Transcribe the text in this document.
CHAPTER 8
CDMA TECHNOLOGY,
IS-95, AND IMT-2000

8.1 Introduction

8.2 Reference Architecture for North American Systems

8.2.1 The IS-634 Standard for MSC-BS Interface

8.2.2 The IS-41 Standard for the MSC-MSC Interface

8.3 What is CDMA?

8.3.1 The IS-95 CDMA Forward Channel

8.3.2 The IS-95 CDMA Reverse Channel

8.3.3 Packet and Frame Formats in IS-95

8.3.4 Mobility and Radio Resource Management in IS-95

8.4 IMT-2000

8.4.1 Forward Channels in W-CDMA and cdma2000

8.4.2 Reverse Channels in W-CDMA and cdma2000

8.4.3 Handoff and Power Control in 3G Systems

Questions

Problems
------------------------------
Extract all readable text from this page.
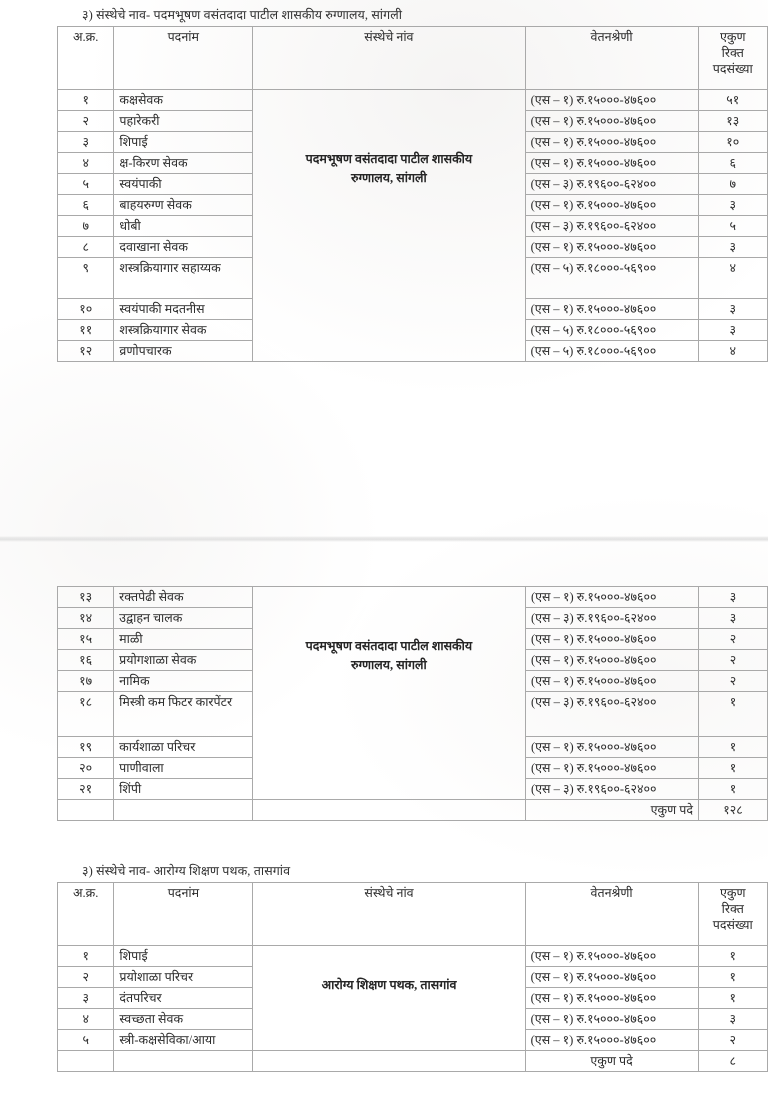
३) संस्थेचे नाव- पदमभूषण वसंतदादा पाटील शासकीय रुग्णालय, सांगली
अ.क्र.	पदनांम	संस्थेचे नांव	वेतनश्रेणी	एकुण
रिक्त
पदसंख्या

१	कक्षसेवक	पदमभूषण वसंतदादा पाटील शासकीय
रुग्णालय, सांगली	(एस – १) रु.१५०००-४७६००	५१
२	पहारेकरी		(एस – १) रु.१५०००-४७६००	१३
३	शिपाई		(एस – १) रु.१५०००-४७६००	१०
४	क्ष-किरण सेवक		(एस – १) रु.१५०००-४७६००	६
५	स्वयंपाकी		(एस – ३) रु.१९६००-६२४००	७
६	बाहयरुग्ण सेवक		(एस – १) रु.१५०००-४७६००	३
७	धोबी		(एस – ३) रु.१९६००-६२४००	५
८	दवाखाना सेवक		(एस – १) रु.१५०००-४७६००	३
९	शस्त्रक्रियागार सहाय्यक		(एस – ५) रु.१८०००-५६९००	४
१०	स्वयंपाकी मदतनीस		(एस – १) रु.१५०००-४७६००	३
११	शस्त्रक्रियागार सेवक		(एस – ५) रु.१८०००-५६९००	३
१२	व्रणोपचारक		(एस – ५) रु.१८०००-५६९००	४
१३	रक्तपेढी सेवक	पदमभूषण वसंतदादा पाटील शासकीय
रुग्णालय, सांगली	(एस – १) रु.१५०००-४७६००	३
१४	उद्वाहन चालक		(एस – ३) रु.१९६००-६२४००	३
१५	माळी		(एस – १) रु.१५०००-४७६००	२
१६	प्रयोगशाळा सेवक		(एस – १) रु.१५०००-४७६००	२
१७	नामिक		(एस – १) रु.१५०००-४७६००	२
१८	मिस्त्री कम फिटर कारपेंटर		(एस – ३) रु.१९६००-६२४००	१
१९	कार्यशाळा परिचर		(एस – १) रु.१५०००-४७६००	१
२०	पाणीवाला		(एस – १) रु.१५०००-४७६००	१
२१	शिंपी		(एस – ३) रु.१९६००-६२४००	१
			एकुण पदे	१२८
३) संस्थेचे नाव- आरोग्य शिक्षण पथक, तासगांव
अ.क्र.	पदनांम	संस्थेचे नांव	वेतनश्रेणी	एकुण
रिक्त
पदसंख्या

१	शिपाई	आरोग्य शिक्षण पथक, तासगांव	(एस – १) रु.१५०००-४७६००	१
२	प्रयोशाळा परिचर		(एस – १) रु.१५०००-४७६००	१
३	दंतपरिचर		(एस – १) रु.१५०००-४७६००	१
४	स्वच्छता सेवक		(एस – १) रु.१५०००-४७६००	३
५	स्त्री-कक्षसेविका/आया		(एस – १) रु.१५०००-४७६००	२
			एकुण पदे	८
------------------------------
**WHAT IS BEING ASKED**
Every line of the listing that holds "Systems" should be found and copied.

**RESPONSE**
8.2 Reference Architecture for North American Systems
8.4.3 Handoff and Power Control in 3G Systems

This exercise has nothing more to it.